Directive: Copy every line with the string "лифтового" in it.

Extracted material:

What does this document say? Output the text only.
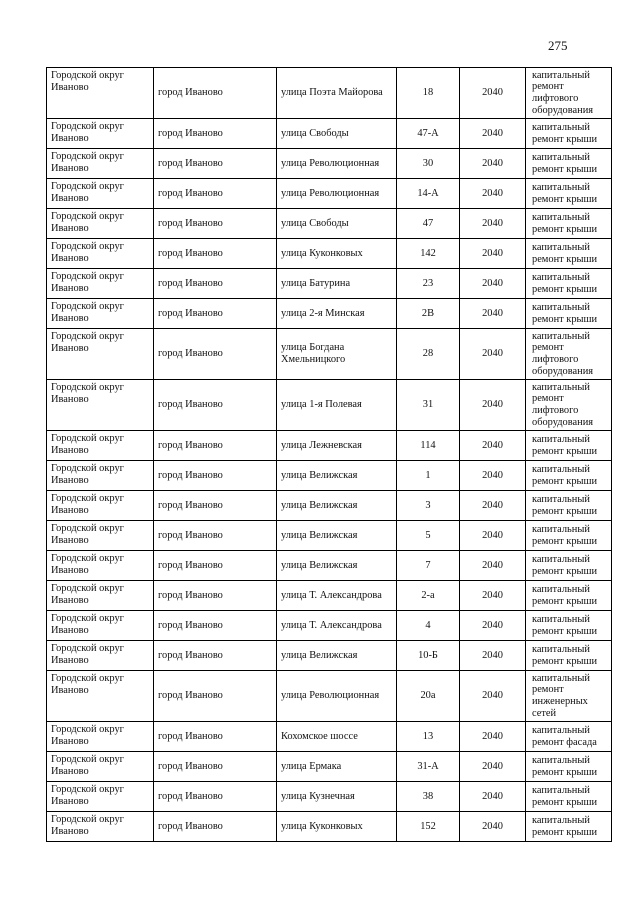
275
Городской округ Иваново	город Иваново	улица Поэта Майорова	18	2040	капитальный ремонт лифтового оборудования
Городской округ Иваново	город Иваново	улица Свободы	47-А	2040	капитальный ремонт крыши
Городской округ Иваново	город Иваново	улица Революционная	30	2040	капитальный ремонт крыши
Городской округ Иваново	город Иваново	улица Революционная	14-А	2040	капитальный ремонт крыши
Городской округ Иваново	город Иваново	улица Свободы	47	2040	капитальный ремонт крыши
Городской округ Иваново	город Иваново	улица Куконковых	142	2040	капитальный ремонт крыши
Городской округ Иваново	город Иваново	улица Батурина	23	2040	капитальный ремонт крыши
Городской округ Иваново	город Иваново	улица 2-я Минская	2В	2040	капитальный ремонт крыши
Городской округ Иваново	город Иваново	улица Богдана Хмельницкого	28	2040	капитальный ремонт лифтового оборудования
Городской округ Иваново	город Иваново	улица 1-я Полевая	31	2040	капитальный ремонт лифтового оборудования
Городской округ Иваново	город Иваново	улица Лежневская	114	2040	капитальный ремонт крыши
Городской округ Иваново	город Иваново	улица Велижская	1	2040	капитальный ремонт крыши
Городской округ Иваново	город Иваново	улица Велижская	3	2040	капитальный ремонт крыши
Городской округ Иваново	город Иваново	улица Велижская	5	2040	капитальный ремонт крыши
Городской округ Иваново	город Иваново	улица Велижская	7	2040	капитальный ремонт крыши
Городской округ Иваново	город Иваново	улица Т. Александрова	2-а	2040	капитальный ремонт крыши
Городской округ Иваново	город Иваново	улица Т. Александрова	4	2040	капитальный ремонт крыши
Городской округ Иваново	город Иваново	улица Велижская	10-Б	2040	капитальный ремонт крыши
Городской округ Иваново	город Иваново	улица Революционная	20а	2040	капитальный ремонт инженерных сетей
Городской округ Иваново	город Иваново	Кохомское шоссе	13	2040	капитальный ремонт фасада
Городской округ Иваново	город Иваново	улица Ермака	31-А	2040	капитальный ремонт крыши
Городской округ Иваново	город Иваново	улица Кузнечная	38	2040	капитальный ремонт крыши
Городской округ Иваново	город Иваново	улица Куконковых	152	2040	капитальный ремонт крыши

Output for this exercise:
Городской округ Иваново	город Иваново	улица Поэта Майорова	18	2040	капитальный ремонт лифтового оборудования
Городской округ Иваново	город Иваново	улица Богдана Хмельницкого	28	2040	капитальный ремонт лифтового оборудования
Городской округ Иваново	город Иваново	улица 1-я Полевая	31	2040	капитальный ремонт лифтового оборудования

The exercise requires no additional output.